Lo que se pide.
Responde a partir del texto sobre la guerra:
(a) ¿Cuál es la primera imagen de un hecho de guerra real que quien escribe cree recordar?
(b) ¿Qué se estaba comiendo frente al televisor cuando se vio esa imagen?
(c) ¿Qué acontecimiento pasó casi inadvertido para la sociedad española?

Documento fuente.
--
La guerra siempre parece una equivocación, pero su reiterada presencia en la historia nos obliga a pensar qué hay más allá de la ruptura de hostilidades, qué las provoca, qué consecuencias tiene, no sólo para los actores sino para el orden internacional en general.

Nuestra generación nació en una cómoda paz provocada por el horror de dos guerras mundiales seguidas a las que se unía el dolor inaudito de la guerra civil española, en la que nuestros padres y abuelos habían decidido machacarse por cosas que aún muchos no comprendemos, aunque sepamos, a ciencia cierta, que la desigualdad social y económica está en la base de toda indignación, revuelta o revolución.

Tirando de memoria, que no de hemeroteca, creo recordar que la primera imagen que conservo de un hecho de guerra –guerra real, no las de cine bélico tan frecuente en aquellos tiempos- se trata de un jeep en llamas del ejército británico, en el Ulster, en cuyo parabrisas se había estampado medio cerebro de un soldado. Soldado que le había cambiado la guardia a su compañero para que pudiera encontrarse con su novia. Sería julio del 66 o 67 y estábamos comiendo una paella frente al televisor. Por aquel entonces, en vez de entonar el Ángelus y dar gracias al Señor por los alimentos que íbamos a recibir, la modernidad nos condujo a ver las noticias mientras comíamos en familia. Creo que eso ya no es así. Pero en aquel momento el IRA entró en mi vida. Luego sería ETA.

La guerra de Corea me pillaba demasiado lejos, demasiado niño. Solo la crisis de los misiles en Cuba y la invasión de Bahía Cochinos o el asesinato de Kennedy estaban inscritos en la base documental de mi cerebro. Con trece o catorce años. La independencia de Argelia, a pesar del importante papel logístico que representó España para el movimiento revolucionario, pasó casi inadvertida para la sociedad española, adormecida por la atildada dictadura de Franco. Al poco se erigieron en cabecera de titulares un rosario de conflictos.
--
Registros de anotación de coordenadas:
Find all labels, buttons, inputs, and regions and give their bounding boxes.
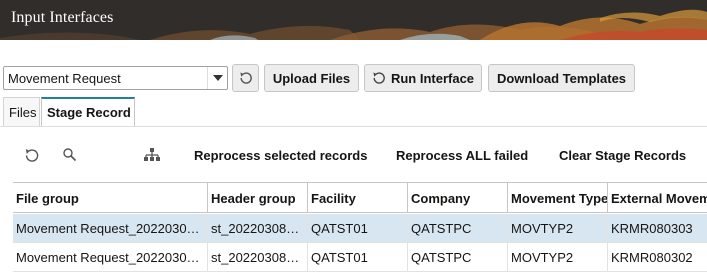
table-row[interactable]: Movement Request_2022030… st_20220308… Q… bbox=[13, 214, 707, 243]
tab-stage-record[interactable]: Stage Record bbox=[41, 97, 135, 126]
table-cell: QATSTPC bbox=[408, 243, 508, 271]
table-cell: KRMR080303 bbox=[611, 220, 693, 236]
table-cell: Movement Request_2022030… bbox=[13, 214, 208, 242]
column-header-file-group[interactable]: File group bbox=[13, 183, 208, 213]
tab-files[interactable]: Files bbox=[3, 97, 40, 126]
run-interface-button[interactable]: Run Interface bbox=[364, 64, 482, 92]
table-cell: QATSTPC bbox=[408, 214, 508, 242]
page-header-banner: Input Interfaces bbox=[0, 0, 707, 40]
column-header-external-movement[interactable]: External Movem bbox=[608, 183, 707, 213]
tab-stage-record-label: Stage Record bbox=[47, 105, 131, 120]
chevron-down-icon bbox=[212, 75, 223, 81]
table-cell: QATST01 bbox=[308, 243, 408, 271]
tab-files-label: Files bbox=[9, 104, 37, 120]
table-cell: Movement Request_2022030… bbox=[13, 243, 208, 271]
table-row[interactable]: Movement Request_2022030… st_20220308… Q… bbox=[13, 243, 707, 272]
search-icon[interactable] bbox=[62, 147, 78, 163]
upload-files-button[interactable]: Upload Files bbox=[264, 64, 359, 92]
refresh-icon bbox=[373, 72, 385, 84]
page-title: Input Interfaces bbox=[11, 9, 114, 26]
column-header-movement-type[interactable]: Movement Type bbox=[508, 183, 608, 213]
table-cell: st_20220308… bbox=[208, 214, 308, 242]
table-cell: MOVTYP2 bbox=[508, 243, 608, 271]
reprocess-selected-button[interactable]: Reprocess selected records bbox=[194, 148, 367, 163]
table-cell: QATST01 bbox=[308, 214, 408, 242]
table-header: File group Header group Facility Company… bbox=[13, 182, 707, 213]
tab-divider bbox=[0, 126, 707, 127]
interface-select-value: Movement Request bbox=[8, 71, 121, 86]
download-templates-button[interactable]: Download Templates bbox=[488, 64, 635, 92]
column-header-header-group[interactable]: Header group bbox=[208, 183, 308, 213]
clear-stage-records-button[interactable]: Clear Stage Records bbox=[559, 148, 686, 163]
reprocess-all-failed-button[interactable]: Reprocess ALL failed bbox=[396, 148, 528, 163]
dropdown-toggle[interactable] bbox=[207, 67, 227, 89]
table-cell: MOVTYP2 bbox=[508, 214, 608, 242]
table-cell: KRMR080302 bbox=[611, 249, 693, 265]
hierarchy-icon[interactable] bbox=[143, 147, 161, 163]
interface-select[interactable]: Movement Request bbox=[3, 66, 228, 90]
column-header-company[interactable]: Company bbox=[408, 183, 508, 213]
run-interface-label: Run Interface bbox=[390, 70, 475, 86]
column-header-facility[interactable]: Facility bbox=[308, 183, 408, 213]
table-cell: st_20220308… bbox=[208, 243, 308, 271]
upload-files-label: Upload Files bbox=[272, 70, 351, 86]
refresh-icon[interactable] bbox=[24, 147, 40, 163]
refresh-button[interactable] bbox=[232, 64, 259, 92]
download-templates-label: Download Templates bbox=[496, 70, 627, 86]
refresh-icon bbox=[239, 72, 252, 84]
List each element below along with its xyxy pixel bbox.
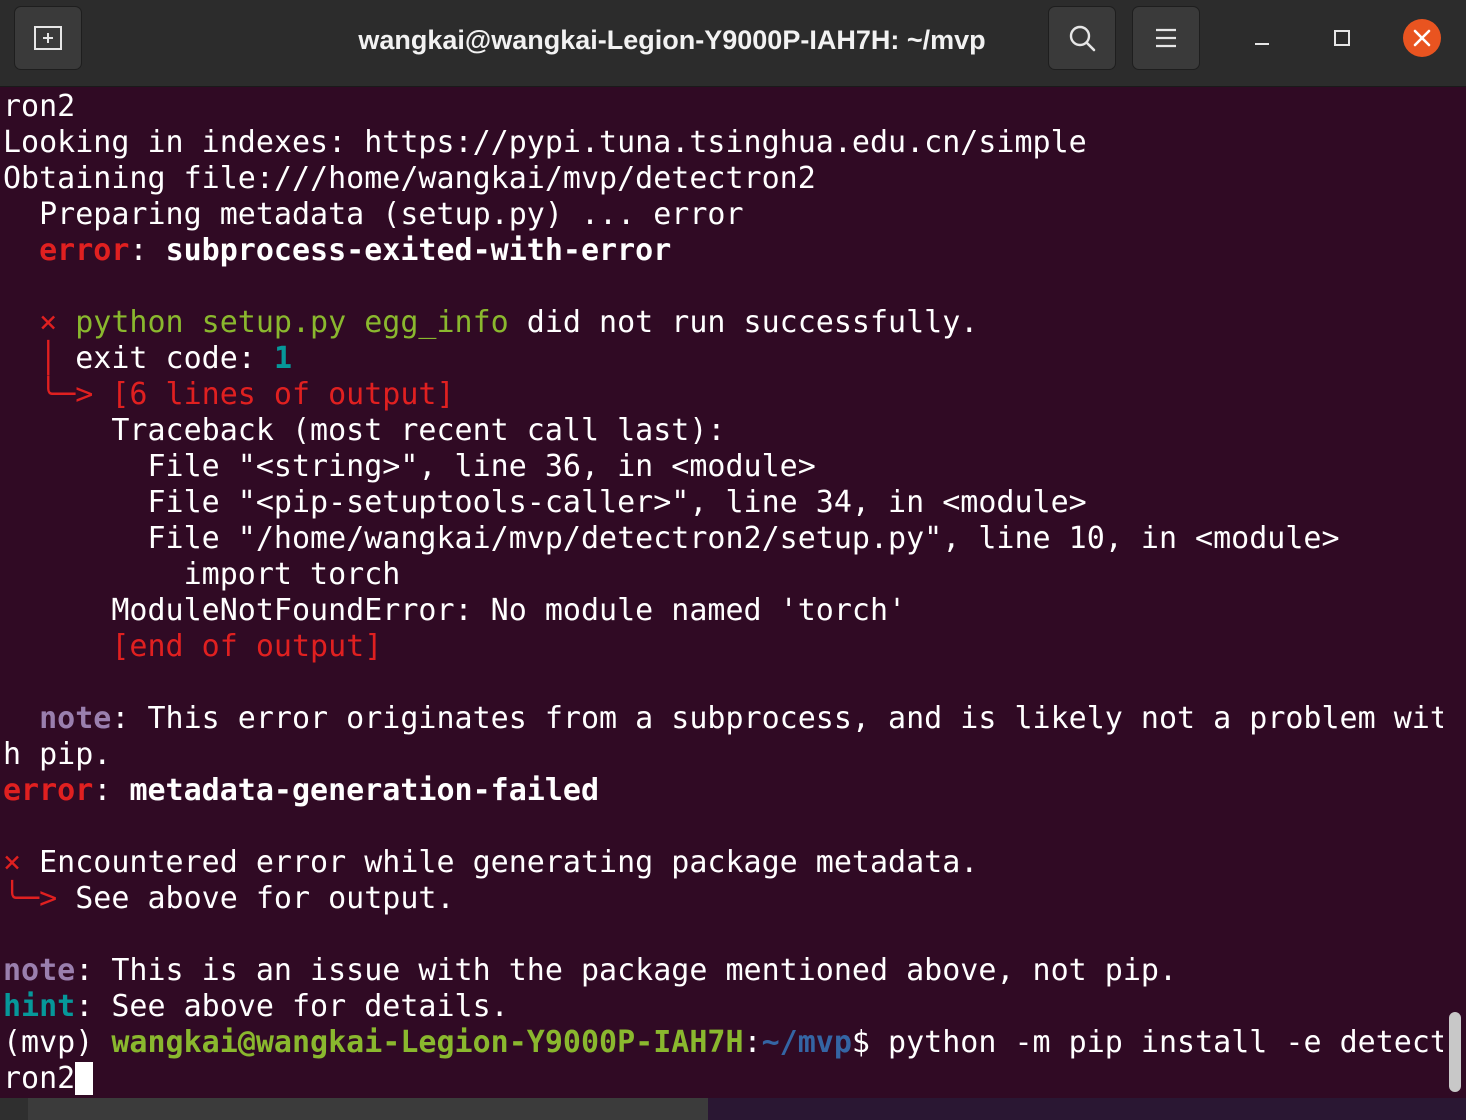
prompt-user: wangkai@wangkai-Legion-Y9000P-IAH7H bbox=[111, 1025, 744, 1060]
exit-code-value: 1 bbox=[273, 341, 292, 376]
menu-button[interactable] bbox=[1132, 6, 1200, 70]
error-cross: × bbox=[39, 305, 58, 340]
maximize-button[interactable] bbox=[1322, 18, 1362, 58]
output-line: [end of output] bbox=[111, 629, 383, 664]
note-label: note bbox=[3, 953, 76, 988]
output-line: Looking in indexes: https://pypi.tuna.ts… bbox=[3, 125, 1087, 160]
minimize-button[interactable] bbox=[1242, 18, 1282, 58]
output-line: h pip. bbox=[3, 737, 112, 772]
note-label: note bbox=[39, 701, 112, 736]
output-line: Preparing metadata (setup.py) ... error bbox=[3, 197, 744, 232]
output-line: hint: See above for details. bbox=[3, 989, 509, 1024]
terminal-output[interactable]: ron2 Looking in indexes: https://pypi.tu… bbox=[3, 89, 1443, 1098]
output-line: note: This error originates from a subpr… bbox=[39, 701, 1443, 736]
scrollbar-thumb[interactable] bbox=[1449, 1012, 1461, 1092]
output-line: Traceback (most recent call last): bbox=[3, 413, 726, 448]
output-line: error: subprocess-exited-with-error bbox=[39, 233, 672, 268]
title-bar: wangkai@wangkai-Legion-Y9000P-IAH7H: ~/m… bbox=[0, 0, 1466, 87]
prompt-line[interactable]: (mvp) wangkai@wangkai-Legion-Y9000P-IAH7… bbox=[3, 1025, 1443, 1061]
output-line: File "<string>", line 36, in <module> bbox=[3, 449, 816, 484]
error-label: error bbox=[3, 773, 94, 808]
search-icon bbox=[1069, 25, 1096, 52]
output-line: ron2 bbox=[3, 89, 76, 124]
output-line: × python setup.py egg_info did not run s… bbox=[39, 305, 979, 340]
hint-label: hint bbox=[3, 989, 76, 1024]
prompt-path: ~/mvp bbox=[761, 1025, 852, 1060]
new-tab-button[interactable] bbox=[14, 6, 82, 70]
output-line: import torch bbox=[3, 557, 401, 592]
output-line: File "<pip-setuptools-caller>", line 34,… bbox=[3, 485, 1087, 520]
output-line: × Encountered error while generating pac… bbox=[3, 845, 979, 880]
output-line: ╰─> [6 lines of output] bbox=[3, 377, 455, 412]
command-text: ron2 bbox=[3, 1061, 76, 1096]
window-title: wangkai@wangkai-Legion-Y9000P-IAH7H: ~/m… bbox=[358, 25, 986, 55]
maximize-icon bbox=[1334, 30, 1350, 46]
search-button[interactable] bbox=[1048, 6, 1116, 70]
prompt-line-continued[interactable]: ron2 bbox=[3, 1061, 1443, 1097]
taskbar-strip bbox=[0, 1098, 1466, 1120]
output-line: ╰─> See above for output. bbox=[3, 881, 455, 916]
hamburger-menu-icon bbox=[1156, 28, 1176, 48]
error-label: error bbox=[39, 233, 130, 268]
command-text: python -m pip install -e detect bbox=[888, 1025, 1443, 1060]
close-icon bbox=[1403, 19, 1441, 57]
minimize-icon bbox=[1255, 43, 1269, 45]
output-line: │ exit code: 1 bbox=[3, 341, 292, 376]
new-tab-icon bbox=[34, 26, 62, 50]
output-line: Obtaining file:///home/wangkai/mvp/detec… bbox=[3, 161, 816, 196]
output-line: File "/home/wangkai/mvp/detectron2/setup… bbox=[3, 521, 1340, 556]
output-line: note: This is an issue with the package … bbox=[3, 953, 1178, 988]
error-cross: × bbox=[3, 845, 22, 880]
output-line: ModuleNotFoundError: No module named 'to… bbox=[3, 593, 907, 628]
output-line: error: metadata-generation-failed bbox=[3, 773, 600, 808]
text-cursor bbox=[75, 1062, 94, 1095]
close-button[interactable] bbox=[1402, 18, 1442, 58]
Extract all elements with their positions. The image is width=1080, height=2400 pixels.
--
Solución.
(a) Un jeep en llamas del ejército británico, en el Ulster, en cuyo parabrisas se había estampado medio cerebro de un soldado.
(b) Una paella.
(c) La independencia de Argelia.